The request
Copy every line with the string "horgászhatnak" in it.

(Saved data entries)

* START *

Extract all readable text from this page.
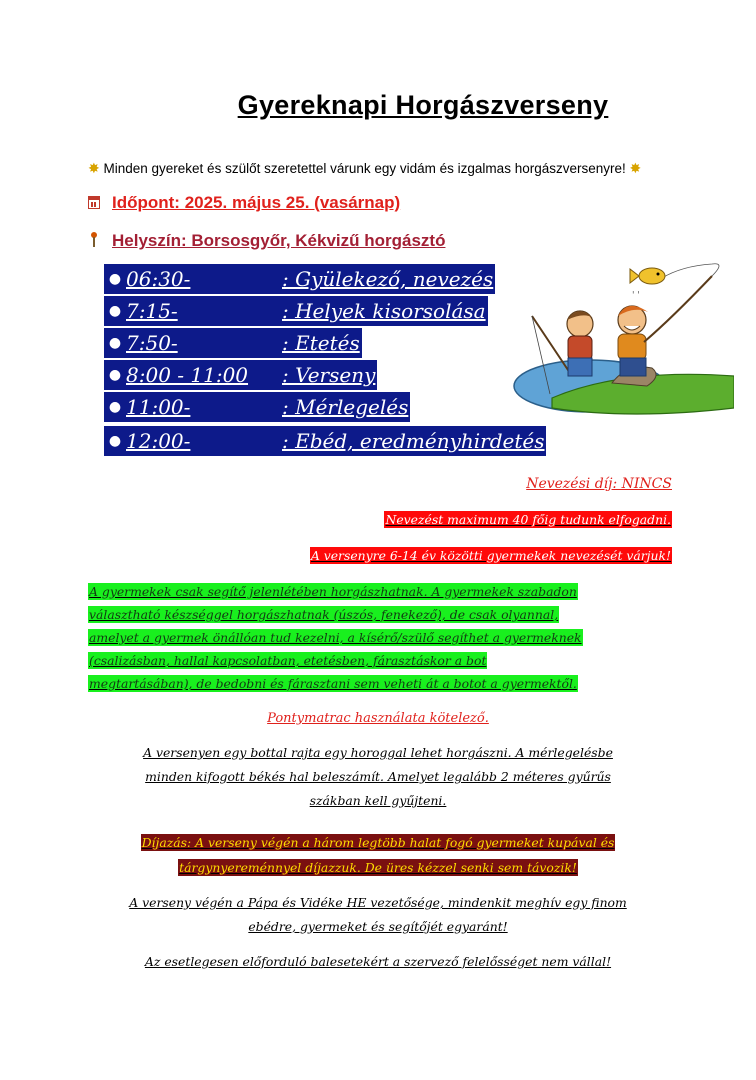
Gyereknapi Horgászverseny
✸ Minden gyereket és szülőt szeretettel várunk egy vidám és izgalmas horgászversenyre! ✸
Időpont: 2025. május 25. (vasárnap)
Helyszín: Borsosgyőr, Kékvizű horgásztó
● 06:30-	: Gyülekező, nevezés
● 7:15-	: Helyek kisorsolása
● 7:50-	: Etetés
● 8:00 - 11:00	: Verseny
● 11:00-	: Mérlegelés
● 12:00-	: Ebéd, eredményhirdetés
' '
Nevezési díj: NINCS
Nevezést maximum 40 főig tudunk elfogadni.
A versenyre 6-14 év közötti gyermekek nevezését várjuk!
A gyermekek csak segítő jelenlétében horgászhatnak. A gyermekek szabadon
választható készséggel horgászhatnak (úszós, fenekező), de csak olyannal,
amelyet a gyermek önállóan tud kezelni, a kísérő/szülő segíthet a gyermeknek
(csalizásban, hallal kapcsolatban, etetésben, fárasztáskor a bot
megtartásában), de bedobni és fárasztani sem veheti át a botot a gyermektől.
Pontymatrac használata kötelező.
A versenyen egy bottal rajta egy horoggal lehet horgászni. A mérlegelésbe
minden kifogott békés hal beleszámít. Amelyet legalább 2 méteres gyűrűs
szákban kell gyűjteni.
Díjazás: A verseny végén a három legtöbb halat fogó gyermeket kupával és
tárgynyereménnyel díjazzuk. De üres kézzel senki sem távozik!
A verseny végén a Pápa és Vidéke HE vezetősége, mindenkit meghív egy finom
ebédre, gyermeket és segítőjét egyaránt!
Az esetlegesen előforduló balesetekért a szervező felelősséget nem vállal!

* END *

Task response
A gyermekek csak segítő jelenlétében horgászhatnak. A gyermekek szabadon
választható készséggel horgászhatnak (úszós, fenekező), de csak olyannal,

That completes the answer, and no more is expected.